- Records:

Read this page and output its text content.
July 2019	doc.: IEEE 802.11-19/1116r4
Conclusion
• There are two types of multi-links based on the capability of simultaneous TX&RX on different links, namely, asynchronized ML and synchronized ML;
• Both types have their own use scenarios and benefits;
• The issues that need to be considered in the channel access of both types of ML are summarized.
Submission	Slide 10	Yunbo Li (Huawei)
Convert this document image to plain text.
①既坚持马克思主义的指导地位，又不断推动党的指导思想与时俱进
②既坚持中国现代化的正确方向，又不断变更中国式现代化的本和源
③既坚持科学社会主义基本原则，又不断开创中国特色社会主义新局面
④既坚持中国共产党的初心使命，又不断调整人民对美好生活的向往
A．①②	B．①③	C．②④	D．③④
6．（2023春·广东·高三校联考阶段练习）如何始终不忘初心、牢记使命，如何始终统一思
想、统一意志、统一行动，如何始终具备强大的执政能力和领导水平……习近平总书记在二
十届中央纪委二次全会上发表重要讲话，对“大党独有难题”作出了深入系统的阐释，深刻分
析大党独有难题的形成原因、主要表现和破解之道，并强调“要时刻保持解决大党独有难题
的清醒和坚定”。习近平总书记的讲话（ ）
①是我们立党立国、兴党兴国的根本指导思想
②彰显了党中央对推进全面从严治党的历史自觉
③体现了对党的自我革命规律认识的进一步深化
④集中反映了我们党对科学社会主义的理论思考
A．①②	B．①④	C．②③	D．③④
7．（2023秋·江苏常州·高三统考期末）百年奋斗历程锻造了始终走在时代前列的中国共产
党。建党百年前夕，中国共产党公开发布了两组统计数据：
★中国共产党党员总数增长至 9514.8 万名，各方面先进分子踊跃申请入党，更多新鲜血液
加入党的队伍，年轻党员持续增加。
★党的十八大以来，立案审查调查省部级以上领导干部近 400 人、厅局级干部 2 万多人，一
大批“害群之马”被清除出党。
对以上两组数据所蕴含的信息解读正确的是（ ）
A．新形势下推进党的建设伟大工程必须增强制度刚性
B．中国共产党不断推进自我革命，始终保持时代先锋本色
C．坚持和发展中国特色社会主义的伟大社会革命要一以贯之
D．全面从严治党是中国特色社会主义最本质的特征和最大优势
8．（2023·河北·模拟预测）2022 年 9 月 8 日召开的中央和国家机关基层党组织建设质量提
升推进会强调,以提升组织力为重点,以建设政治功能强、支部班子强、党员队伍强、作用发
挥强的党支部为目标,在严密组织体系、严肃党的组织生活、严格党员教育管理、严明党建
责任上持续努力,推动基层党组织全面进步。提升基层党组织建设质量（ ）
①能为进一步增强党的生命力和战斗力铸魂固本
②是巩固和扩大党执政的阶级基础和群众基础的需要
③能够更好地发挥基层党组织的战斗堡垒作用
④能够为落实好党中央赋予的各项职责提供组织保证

- Exercise details: Print the complete listing again, exactly as it stands.

- Correct answer:
Read this page and output its text content.
July 2019	doc.: IEEE 802.11-19/1116r4
Conclusion
• There are two types of multi-links based on the capability of simultaneous TX&RX on different links, namely, asynchronized ML and synchronized ML;
• Both types have their own use scenarios and benefits;
• The issues that need to be considered in the channel access of both types of ML are summarized.
Submission	Slide 10	Yunbo Li (Huawei)
Convert this document image to plain text.
①既坚持马克思主义的指导地位，又不断推动党的指导思想与时俱进
②既坚持中国现代化的正确方向，又不断变更中国式现代化的本和源
③既坚持科学社会主义基本原则，又不断开创中国特色社会主义新局面
④既坚持中国共产党的初心使命，又不断调整人民对美好生活的向往
A．①②	B．①③	C．②④	D．③④
6．（2023春·广东·高三校联考阶段练习）如何始终不忘初心、牢记使命，如何始终统一思
想、统一意志、统一行动，如何始终具备强大的执政能力和领导水平……习近平总书记在二
十届中央纪委二次全会上发表重要讲话，对“大党独有难题”作出了深入系统的阐释，深刻分
析大党独有难题的形成原因、主要表现和破解之道，并强调“要时刻保持解决大党独有难题
的清醒和坚定”。习近平总书记的讲话（ ）
①是我们立党立国、兴党兴国的根本指导思想
②彰显了党中央对推进全面从严治党的历史自觉
③体现了对党的自我革命规律认识的进一步深化
④集中反映了我们党对科学社会主义的理论思考
A．①②	B．①④	C．②③	D．③④
7．（2023秋·江苏常州·高三统考期末）百年奋斗历程锻造了始终走在时代前列的中国共产
党。建党百年前夕，中国共产党公开发布了两组统计数据：
★中国共产党党员总数增长至 9514.8 万名，各方面先进分子踊跃申请入党，更多新鲜血液
加入党的队伍，年轻党员持续增加。
★党的十八大以来，立案审查调查省部级以上领导干部近 400 人、厅局级干部 2 万多人，一
大批“害群之马”被清除出党。
对以上两组数据所蕴含的信息解读正确的是（ ）
A．新形势下推进党的建设伟大工程必须增强制度刚性
B．中国共产党不断推进自我革命，始终保持时代先锋本色
C．坚持和发展中国特色社会主义的伟大社会革命要一以贯之
D．全面从严治党是中国特色社会主义最本质的特征和最大优势
8．（2023·河北·模拟预测）2022 年 9 月 8 日召开的中央和国家机关基层党组织建设质量提
升推进会强调,以提升组织力为重点,以建设政治功能强、支部班子强、党员队伍强、作用发
挥强的党支部为目标,在严密组织体系、严肃党的组织生活、严格党员教育管理、严明党建
责任上持续努力,推动基层党组织全面进步。提升基层党组织建设质量（ ）
①能为进一步增强党的生命力和战斗力铸魂固本
②是巩固和扩大党执政的阶级基础和群众基础的需要
③能够更好地发挥基层党组织的战斗堡垒作用
④能够为落实好党中央赋予的各项职责提供组织保证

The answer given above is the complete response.